* **Goal of the exercise**:
Copy out, word for word, the records from their first line through the line containing "stat-volatility: VOLATILITY 14.2%", including both.

* **Entries provided**:
◇ ◇ ◇

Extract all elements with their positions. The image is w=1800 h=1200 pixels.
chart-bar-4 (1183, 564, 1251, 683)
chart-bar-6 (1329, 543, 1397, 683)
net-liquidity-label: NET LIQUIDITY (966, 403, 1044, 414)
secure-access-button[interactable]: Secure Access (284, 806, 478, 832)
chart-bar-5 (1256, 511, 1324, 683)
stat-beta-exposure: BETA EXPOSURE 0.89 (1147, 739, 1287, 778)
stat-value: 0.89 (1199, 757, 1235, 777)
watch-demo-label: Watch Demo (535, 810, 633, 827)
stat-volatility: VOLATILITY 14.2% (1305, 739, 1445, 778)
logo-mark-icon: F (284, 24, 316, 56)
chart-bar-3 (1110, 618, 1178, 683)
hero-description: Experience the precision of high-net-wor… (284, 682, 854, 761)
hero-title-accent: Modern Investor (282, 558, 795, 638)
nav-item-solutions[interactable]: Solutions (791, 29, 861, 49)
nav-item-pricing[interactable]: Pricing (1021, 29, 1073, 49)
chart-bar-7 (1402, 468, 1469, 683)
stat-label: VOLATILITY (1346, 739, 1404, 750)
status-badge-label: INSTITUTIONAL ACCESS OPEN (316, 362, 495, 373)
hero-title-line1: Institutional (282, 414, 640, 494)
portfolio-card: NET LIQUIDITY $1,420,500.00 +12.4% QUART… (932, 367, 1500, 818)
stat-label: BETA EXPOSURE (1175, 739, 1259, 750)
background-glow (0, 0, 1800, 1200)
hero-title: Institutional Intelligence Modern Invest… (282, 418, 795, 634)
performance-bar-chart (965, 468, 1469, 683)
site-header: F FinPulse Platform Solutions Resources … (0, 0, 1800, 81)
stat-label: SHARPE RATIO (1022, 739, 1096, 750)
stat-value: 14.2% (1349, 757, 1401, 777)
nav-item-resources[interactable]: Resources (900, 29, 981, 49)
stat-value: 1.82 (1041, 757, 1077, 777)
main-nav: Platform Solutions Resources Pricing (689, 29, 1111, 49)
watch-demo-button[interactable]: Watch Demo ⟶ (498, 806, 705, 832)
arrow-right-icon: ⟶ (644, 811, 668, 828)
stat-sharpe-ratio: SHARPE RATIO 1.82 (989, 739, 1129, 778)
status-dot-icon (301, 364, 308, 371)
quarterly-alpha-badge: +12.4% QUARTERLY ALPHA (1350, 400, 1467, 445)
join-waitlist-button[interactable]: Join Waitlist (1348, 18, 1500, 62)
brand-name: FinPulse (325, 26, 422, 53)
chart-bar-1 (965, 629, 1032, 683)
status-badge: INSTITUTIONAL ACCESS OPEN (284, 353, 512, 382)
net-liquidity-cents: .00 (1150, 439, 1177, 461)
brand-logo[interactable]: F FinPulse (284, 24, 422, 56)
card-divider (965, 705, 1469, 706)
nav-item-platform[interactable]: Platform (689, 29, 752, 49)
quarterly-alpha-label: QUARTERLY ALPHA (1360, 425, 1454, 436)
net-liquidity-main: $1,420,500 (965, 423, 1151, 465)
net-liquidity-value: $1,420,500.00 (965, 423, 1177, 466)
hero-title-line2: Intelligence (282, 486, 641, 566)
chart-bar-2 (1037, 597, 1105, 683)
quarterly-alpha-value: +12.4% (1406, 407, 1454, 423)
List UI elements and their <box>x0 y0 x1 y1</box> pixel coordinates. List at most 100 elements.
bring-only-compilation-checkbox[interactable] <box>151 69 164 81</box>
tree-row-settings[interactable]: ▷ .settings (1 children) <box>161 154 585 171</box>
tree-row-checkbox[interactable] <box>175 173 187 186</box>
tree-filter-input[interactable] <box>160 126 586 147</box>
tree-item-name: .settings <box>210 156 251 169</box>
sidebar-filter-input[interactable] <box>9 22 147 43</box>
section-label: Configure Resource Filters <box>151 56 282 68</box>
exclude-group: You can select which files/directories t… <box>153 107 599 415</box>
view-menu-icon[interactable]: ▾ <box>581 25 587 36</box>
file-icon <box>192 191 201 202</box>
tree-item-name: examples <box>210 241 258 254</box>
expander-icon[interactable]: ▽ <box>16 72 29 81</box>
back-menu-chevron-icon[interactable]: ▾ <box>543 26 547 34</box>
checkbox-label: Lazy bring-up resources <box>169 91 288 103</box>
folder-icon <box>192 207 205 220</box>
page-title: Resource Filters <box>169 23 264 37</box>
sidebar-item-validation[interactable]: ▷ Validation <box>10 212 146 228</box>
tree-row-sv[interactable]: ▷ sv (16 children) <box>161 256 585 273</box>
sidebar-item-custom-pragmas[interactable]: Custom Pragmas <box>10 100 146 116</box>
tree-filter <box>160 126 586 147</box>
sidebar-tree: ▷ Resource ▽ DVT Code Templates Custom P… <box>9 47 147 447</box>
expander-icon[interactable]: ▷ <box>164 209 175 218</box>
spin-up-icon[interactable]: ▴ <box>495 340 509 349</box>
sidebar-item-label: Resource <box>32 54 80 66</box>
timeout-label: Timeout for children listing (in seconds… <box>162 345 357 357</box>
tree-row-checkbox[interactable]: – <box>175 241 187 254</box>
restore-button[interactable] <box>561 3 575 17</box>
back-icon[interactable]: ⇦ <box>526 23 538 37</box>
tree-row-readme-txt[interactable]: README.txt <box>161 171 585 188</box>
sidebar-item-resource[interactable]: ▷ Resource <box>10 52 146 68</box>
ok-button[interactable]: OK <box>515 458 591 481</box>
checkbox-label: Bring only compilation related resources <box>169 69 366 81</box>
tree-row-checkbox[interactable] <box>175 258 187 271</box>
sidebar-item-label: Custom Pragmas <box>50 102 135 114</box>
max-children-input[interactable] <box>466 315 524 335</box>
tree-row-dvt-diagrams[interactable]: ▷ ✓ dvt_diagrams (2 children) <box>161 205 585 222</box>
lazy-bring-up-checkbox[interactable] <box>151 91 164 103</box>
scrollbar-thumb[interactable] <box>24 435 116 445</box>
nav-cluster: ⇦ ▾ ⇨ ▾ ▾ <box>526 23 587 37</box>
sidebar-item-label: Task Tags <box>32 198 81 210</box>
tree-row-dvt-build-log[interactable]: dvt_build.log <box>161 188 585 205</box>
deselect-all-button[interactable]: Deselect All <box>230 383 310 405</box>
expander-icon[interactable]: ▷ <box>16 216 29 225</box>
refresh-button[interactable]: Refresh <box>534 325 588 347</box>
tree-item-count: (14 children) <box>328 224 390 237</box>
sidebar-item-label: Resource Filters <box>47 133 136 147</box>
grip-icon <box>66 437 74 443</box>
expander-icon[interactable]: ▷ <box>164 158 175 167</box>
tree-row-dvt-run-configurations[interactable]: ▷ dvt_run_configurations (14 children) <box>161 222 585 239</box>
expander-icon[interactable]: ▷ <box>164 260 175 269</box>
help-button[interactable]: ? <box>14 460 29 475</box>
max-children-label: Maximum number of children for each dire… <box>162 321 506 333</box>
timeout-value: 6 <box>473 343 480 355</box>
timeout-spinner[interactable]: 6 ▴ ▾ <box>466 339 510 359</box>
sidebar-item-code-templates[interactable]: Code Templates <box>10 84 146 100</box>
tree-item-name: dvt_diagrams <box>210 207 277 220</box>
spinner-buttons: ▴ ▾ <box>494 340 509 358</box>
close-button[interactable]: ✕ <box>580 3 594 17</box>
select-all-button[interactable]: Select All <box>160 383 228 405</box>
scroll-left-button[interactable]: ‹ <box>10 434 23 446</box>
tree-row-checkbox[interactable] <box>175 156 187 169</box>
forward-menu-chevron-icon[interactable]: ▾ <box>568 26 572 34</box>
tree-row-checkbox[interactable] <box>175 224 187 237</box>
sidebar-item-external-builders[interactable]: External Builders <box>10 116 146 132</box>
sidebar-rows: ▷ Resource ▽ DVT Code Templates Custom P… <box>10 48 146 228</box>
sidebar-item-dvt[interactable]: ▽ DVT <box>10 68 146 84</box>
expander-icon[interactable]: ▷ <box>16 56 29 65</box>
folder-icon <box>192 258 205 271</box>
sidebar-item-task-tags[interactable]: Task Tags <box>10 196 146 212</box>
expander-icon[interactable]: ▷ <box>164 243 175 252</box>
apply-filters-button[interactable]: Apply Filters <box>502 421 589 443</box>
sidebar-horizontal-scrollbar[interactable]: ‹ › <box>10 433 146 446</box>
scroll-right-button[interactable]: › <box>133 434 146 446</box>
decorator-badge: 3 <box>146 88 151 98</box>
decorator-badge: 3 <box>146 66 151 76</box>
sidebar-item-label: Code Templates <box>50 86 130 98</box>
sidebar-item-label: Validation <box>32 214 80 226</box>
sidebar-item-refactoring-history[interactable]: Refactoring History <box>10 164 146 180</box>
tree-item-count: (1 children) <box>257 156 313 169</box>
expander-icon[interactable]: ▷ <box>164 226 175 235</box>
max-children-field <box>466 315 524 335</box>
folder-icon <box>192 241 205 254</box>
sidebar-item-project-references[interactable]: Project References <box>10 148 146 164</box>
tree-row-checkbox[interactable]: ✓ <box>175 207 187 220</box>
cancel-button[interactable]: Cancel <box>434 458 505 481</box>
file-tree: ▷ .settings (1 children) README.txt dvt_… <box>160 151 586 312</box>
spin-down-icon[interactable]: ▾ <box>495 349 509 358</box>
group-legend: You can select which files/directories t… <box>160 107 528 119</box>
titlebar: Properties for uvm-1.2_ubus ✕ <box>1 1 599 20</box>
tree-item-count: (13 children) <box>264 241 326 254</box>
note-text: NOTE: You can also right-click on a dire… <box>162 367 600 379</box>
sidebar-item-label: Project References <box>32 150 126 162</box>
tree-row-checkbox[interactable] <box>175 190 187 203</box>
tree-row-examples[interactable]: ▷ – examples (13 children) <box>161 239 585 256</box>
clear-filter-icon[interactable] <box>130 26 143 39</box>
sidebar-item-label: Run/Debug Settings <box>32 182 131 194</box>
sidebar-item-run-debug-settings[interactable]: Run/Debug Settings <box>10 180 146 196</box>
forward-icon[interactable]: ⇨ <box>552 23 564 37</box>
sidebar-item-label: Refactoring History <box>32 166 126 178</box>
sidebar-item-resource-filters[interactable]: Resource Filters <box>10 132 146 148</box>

◇ ◇ ◇

* **Result of the exercise**:
Extract all elements with their positions. The image is w=1800 h=1200 pixels.
chart-bar-4 (1183, 564, 1251, 683)
chart-bar-6 (1329, 543, 1397, 683)
net-liquidity-label: NET LIQUIDITY (966, 403, 1044, 414)
secure-access-button[interactable]: Secure Access (284, 806, 478, 832)
chart-bar-5 (1256, 511, 1324, 683)
stat-beta-exposure: BETA EXPOSURE 0.89 (1147, 739, 1287, 778)
stat-value: 0.89 (1199, 757, 1235, 777)
watch-demo-label: Watch Demo (535, 810, 633, 827)
stat-volatility: VOLATILITY 14.2% (1305, 739, 1445, 778)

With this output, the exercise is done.